Extracts from a graphics dataset:
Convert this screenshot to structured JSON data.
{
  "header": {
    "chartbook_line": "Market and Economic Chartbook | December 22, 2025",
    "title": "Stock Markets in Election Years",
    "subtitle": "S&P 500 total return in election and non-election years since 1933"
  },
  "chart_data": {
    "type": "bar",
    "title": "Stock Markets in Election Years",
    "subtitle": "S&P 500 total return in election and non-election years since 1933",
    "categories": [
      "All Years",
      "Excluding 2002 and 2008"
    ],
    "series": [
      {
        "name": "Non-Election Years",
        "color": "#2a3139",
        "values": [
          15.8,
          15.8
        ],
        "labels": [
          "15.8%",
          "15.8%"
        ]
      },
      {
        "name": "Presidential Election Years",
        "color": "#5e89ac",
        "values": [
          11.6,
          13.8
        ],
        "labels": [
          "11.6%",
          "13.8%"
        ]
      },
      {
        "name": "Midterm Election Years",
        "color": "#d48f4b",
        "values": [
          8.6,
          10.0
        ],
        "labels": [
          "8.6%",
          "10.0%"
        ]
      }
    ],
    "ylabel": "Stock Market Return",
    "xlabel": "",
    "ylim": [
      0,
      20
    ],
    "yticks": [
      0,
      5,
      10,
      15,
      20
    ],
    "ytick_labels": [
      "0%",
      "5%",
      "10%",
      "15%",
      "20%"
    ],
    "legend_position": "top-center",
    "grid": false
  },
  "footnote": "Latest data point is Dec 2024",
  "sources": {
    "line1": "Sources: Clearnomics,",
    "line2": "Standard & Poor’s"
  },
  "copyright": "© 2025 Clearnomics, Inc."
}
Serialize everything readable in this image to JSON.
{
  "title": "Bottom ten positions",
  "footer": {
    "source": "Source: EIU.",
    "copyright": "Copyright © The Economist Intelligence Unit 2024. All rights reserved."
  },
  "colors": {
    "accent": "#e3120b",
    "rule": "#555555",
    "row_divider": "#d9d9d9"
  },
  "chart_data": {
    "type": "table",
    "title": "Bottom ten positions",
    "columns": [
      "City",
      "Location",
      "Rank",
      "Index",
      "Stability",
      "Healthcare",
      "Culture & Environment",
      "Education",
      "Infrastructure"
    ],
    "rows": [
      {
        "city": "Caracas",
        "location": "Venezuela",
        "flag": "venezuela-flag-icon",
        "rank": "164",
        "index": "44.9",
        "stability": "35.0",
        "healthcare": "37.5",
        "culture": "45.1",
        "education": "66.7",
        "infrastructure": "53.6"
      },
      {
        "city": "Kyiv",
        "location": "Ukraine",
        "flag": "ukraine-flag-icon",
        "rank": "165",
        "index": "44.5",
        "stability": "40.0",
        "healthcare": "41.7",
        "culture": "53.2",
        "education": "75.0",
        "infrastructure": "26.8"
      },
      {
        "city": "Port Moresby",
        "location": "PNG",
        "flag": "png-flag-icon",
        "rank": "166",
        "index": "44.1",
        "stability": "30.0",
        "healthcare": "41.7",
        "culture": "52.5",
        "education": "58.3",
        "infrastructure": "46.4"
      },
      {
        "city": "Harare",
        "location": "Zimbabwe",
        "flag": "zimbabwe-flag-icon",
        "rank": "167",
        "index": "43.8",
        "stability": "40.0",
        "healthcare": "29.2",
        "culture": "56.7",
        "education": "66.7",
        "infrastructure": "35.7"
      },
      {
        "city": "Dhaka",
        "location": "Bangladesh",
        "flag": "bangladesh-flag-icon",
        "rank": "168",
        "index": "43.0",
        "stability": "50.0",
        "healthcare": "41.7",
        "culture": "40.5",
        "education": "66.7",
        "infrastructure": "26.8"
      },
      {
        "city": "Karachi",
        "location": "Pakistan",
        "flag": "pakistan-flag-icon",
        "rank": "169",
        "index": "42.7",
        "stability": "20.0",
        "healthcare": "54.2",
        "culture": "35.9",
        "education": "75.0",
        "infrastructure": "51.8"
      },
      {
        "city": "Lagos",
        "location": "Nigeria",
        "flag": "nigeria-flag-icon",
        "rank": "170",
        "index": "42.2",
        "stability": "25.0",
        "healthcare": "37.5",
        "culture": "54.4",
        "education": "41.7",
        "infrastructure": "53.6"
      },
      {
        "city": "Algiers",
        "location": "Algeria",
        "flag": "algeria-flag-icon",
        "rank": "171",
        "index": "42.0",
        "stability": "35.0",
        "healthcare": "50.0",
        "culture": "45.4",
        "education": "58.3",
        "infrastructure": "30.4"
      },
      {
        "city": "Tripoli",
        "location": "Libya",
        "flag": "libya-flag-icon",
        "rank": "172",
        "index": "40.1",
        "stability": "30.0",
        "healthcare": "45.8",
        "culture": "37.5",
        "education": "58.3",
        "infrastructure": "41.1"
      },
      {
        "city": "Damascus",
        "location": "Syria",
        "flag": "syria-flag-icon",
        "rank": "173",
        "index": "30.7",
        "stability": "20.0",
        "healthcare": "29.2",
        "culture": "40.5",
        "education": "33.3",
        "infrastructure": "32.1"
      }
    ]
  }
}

WHAT IS REQUIRED:
Give back the whole listing, word for word.

RESULT:
Convert this screenshot to structured JSON data.
{
  "header": {
    "chartbook_line": "Market and Economic Chartbook | December 22, 2025",
    "title": "Stock Markets in Election Years",
    "subtitle": "S&P 500 total return in election and non-election years since 1933"
  },
  "chart_data": {
    "type": "bar",
    "title": "Stock Markets in Election Years",
    "subtitle": "S&P 500 total return in election and non-election years since 1933",
    "categories": [
      "All Years",
      "Excluding 2002 and 2008"
    ],
    "series": [
      {
        "name": "Non-Election Years",
        "color": "#2a3139",
        "values": [
          15.8,
          15.8
        ],
        "labels": [
          "15.8%",
          "15.8%"
        ]
      },
      {
        "name": "Presidential Election Years",
        "color": "#5e89ac",
        "values": [
          11.6,
          13.8
        ],
        "labels": [
          "11.6%",
          "13.8%"
        ]
      },
      {
        "name": "Midterm Election Years",
        "color": "#d48f4b",
        "values": [
          8.6,
          10.0
        ],
        "labels": [
          "8.6%",
          "10.0%"
        ]
      }
    ],
    "ylabel": "Stock Market Return",
    "xlabel": "",
    "ylim": [
      0,
      20
    ],
    "yticks": [
      0,
      5,
      10,
      15,
      20
    ],
    "ytick_labels": [
      "0%",
      "5%",
      "10%",
      "15%",
      "20%"
    ],
    "legend_position": "top-center",
    "grid": false
  },
  "footnote": "Latest data point is Dec 2024",
  "sources": {
    "line1": "Sources: Clearnomics,",
    "line2": "Standard & Poor’s"
  },
  "copyright": "© 2025 Clearnomics, Inc."
}
Serialize everything readable in this image to JSON.
{
  "title": "Bottom ten positions",
  "footer": {
    "source": "Source: EIU.",
    "copyright": "Copyright © The Economist Intelligence Unit 2024. All rights reserved."
  },
  "colors": {
    "accent": "#e3120b",
    "rule": "#555555",
    "row_divider": "#d9d9d9"
  },
  "chart_data": {
    "type": "table",
    "title": "Bottom ten positions",
    "columns": [
      "City",
      "Location",
      "Rank",
      "Index",
      "Stability",
      "Healthcare",
      "Culture & Environment",
      "Education",
      "Infrastructure"
    ],
    "rows": [
      {
        "city": "Caracas",
        "location": "Venezuela",
        "flag": "venezuela-flag-icon",
        "rank": "164",
        "index": "44.9",
        "stability": "35.0",
        "healthcare": "37.5",
        "culture": "45.1",
        "education": "66.7",
        "infrastructure": "53.6"
      },
      {
        "city": "Kyiv",
        "location": "Ukraine",
        "flag": "ukraine-flag-icon",
        "rank": "165",
        "index": "44.5",
        "stability": "40.0",
        "healthcare": "41.7",
        "culture": "53.2",
        "education": "75.0",
        "infrastructure": "26.8"
      },
      {
        "city": "Port Moresby",
        "location": "PNG",
        "flag": "png-flag-icon",
        "rank": "166",
        "index": "44.1",
        "stability": "30.0",
        "healthcare": "41.7",
        "culture": "52.5",
        "education": "58.3",
        "infrastructure": "46.4"
      },
      {
        "city": "Harare",
        "location": "Zimbabwe",
        "flag": "zimbabwe-flag-icon",
        "rank": "167",
        "index": "43.8",
        "stability": "40.0",
        "healthcare": "29.2",
        "culture": "56.7",
        "education": "66.7",
        "infrastructure": "35.7"
      },
      {
        "city": "Dhaka",
        "location": "Bangladesh",
        "flag": "bangladesh-flag-icon",
        "rank": "168",
        "index": "43.0",
        "stability": "50.0",
        "healthcare": "41.7",
        "culture": "40.5",
        "education": "66.7",
        "infrastructure": "26.8"
      },
      {
        "city": "Karachi",
        "location": "Pakistan",
        "flag": "pakistan-flag-icon",
        "rank": "169",
        "index": "42.7",
        "stability": "20.0",
        "healthcare": "54.2",
        "culture": "35.9",
        "education": "75.0",
        "infrastructure": "51.8"
      },
      {
        "city": "Lagos",
        "location": "Nigeria",
        "flag": "nigeria-flag-icon",
        "rank": "170",
        "index": "42.2",
        "stability": "25.0",
        "healthcare": "37.5",
        "culture": "54.4",
        "education": "41.7",
        "infrastructure": "53.6"
      },
      {
        "city": "Algiers",
        "location": "Algeria",
        "flag": "algeria-flag-icon",
        "rank": "171",
        "index": "42.0",
        "stability": "35.0",
        "healthcare": "50.0",
        "culture": "45.4",
        "education": "58.3",
        "infrastructure": "30.4"
      },
      {
        "city": "Tripoli",
        "location": "Libya",
        "flag": "libya-flag-icon",
        "rank": "172",
        "index": "40.1",
        "stability": "30.0",
        "healthcare": "45.8",
        "culture": "37.5",
        "education": "58.3",
        "infrastructure": "41.1"
      },
      {
        "city": "Damascus",
        "location": "Syria",
        "flag": "syria-flag-icon",
        "rank": "173",
        "index": "30.7",
        "stability": "20.0",
        "healthcare": "29.2",
        "culture": "40.5",
        "education": "33.3",
        "infrastructure": "32.1"
      }
    ]
  }
}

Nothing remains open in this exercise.